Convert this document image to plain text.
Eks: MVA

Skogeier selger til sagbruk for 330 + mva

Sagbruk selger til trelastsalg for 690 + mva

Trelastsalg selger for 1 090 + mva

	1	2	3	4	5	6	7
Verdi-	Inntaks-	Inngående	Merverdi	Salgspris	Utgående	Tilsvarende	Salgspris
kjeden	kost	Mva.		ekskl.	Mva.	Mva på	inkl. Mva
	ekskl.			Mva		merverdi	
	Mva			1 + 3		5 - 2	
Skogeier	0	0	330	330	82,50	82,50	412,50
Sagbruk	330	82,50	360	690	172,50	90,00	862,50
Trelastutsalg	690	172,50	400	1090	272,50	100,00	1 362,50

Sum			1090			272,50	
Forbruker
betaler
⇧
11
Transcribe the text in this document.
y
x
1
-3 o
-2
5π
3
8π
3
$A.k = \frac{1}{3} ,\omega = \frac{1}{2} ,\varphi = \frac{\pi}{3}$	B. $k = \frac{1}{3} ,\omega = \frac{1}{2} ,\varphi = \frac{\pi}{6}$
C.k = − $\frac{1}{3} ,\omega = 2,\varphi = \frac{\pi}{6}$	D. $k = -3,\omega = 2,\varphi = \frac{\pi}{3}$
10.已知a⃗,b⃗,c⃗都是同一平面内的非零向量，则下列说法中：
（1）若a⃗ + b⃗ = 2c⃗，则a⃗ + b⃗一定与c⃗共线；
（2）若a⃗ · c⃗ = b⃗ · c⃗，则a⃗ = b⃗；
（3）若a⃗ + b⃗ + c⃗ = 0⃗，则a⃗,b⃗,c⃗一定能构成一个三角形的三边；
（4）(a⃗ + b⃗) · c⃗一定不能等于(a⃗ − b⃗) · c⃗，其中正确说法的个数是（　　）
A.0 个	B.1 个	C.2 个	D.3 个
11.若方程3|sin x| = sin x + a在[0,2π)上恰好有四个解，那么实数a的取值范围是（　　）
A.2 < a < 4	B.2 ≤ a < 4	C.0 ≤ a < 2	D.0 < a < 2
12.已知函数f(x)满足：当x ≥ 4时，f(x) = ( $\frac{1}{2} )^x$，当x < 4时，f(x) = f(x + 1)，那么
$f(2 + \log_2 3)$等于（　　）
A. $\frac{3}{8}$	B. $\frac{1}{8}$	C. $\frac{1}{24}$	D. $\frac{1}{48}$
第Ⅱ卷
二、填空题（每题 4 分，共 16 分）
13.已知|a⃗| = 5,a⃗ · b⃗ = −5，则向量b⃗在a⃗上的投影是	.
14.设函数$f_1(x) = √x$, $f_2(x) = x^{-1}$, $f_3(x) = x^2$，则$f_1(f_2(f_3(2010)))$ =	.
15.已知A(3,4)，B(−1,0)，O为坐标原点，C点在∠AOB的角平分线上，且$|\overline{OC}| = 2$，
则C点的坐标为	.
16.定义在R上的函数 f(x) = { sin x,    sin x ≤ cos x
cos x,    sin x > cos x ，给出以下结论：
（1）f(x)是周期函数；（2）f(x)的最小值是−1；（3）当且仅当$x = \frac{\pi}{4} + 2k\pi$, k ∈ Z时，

= Exercise =
Only the number is wanted: how many lines of the material above include the word "this"?

= Correct output =
2